> **Requirement**
Exclude the pictures and retype the entries as written.

> **Records from a collection of figures**
»»
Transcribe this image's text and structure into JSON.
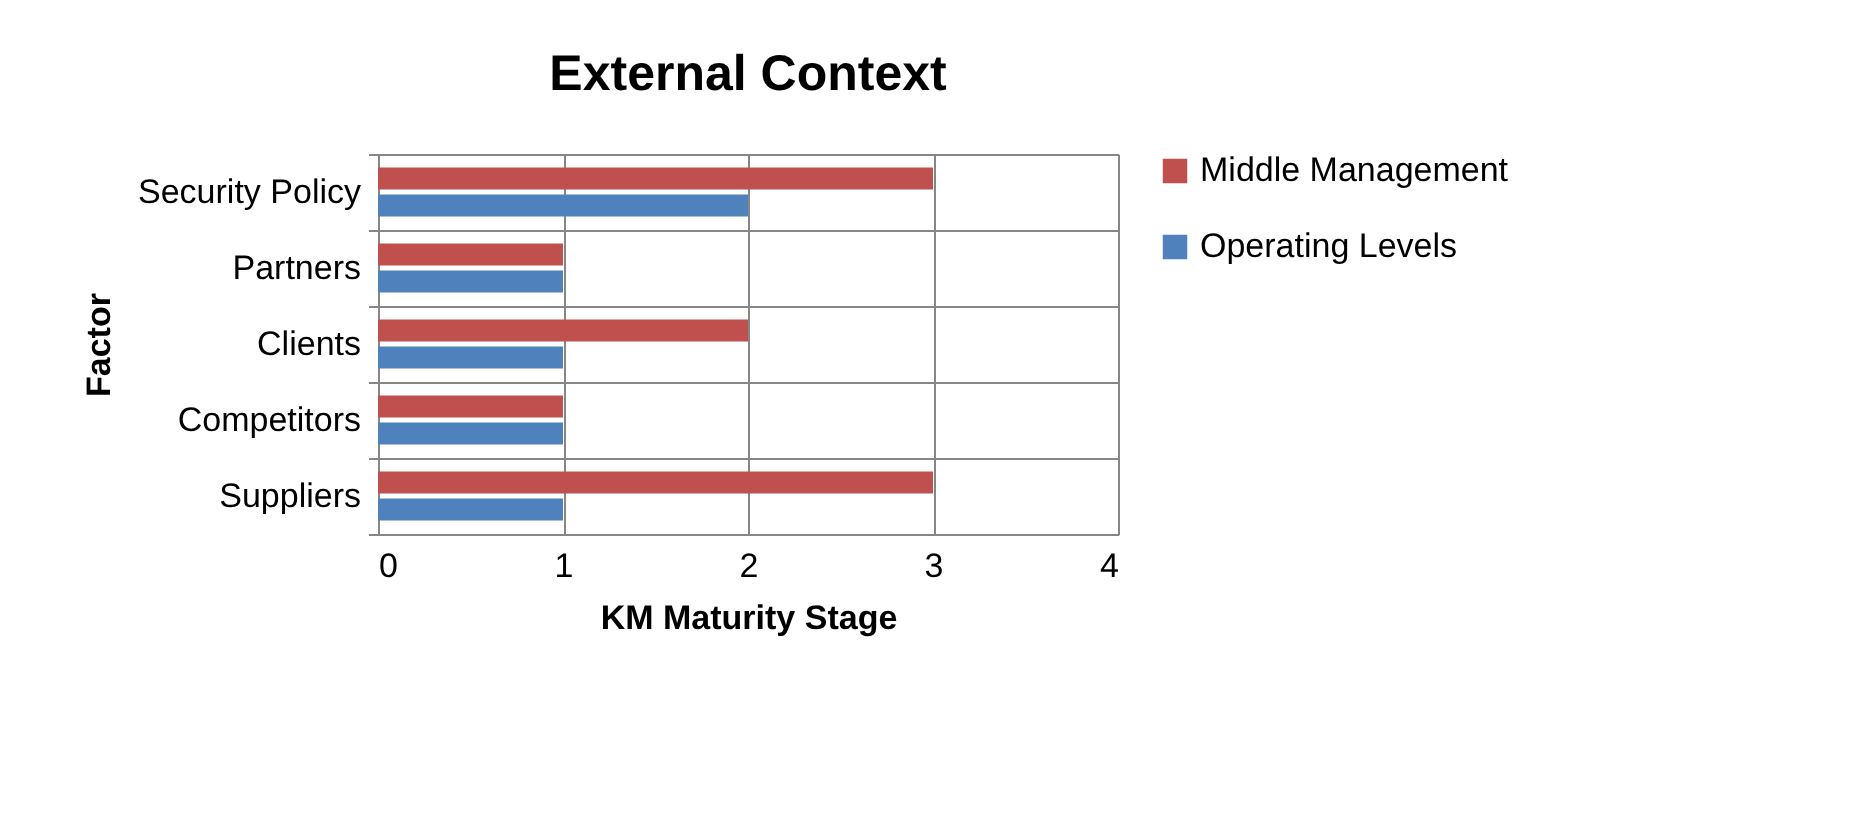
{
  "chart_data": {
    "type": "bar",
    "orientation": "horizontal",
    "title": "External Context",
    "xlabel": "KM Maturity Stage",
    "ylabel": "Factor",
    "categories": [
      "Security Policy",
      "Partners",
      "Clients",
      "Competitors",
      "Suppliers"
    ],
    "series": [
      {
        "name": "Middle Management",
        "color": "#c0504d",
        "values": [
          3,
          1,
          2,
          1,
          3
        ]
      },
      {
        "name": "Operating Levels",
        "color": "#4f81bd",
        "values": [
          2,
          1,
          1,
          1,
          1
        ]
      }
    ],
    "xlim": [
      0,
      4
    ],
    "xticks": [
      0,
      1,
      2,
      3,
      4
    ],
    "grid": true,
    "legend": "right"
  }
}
««
> **Task result**
Transcribe this image's text and structure into JSON.
{
  "chart_data": {
    "type": "bar",
    "orientation": "horizontal",
    "title": "External Context",
    "xlabel": "KM Maturity Stage",
    "ylabel": "Factor",
    "categories": [
      "Security Policy",
      "Partners",
      "Clients",
      "Competitors",
      "Suppliers"
    ],
    "series": [
      {
        "name": "Middle Management",
        "color": "#c0504d",
        "values": [
          3,
          1,
          2,
          1,
          3
        ]
      },
      {
        "name": "Operating Levels",
        "color": "#4f81bd",
        "values": [
          2,
          1,
          1,
          1,
          1
        ]
      }
    ],
    "xlim": [
      0,
      4
    ],
    "xticks": [
      0,
      1,
      2,
      3,
      4
    ],
    "grid": true,
    "legend": "right"
  }
}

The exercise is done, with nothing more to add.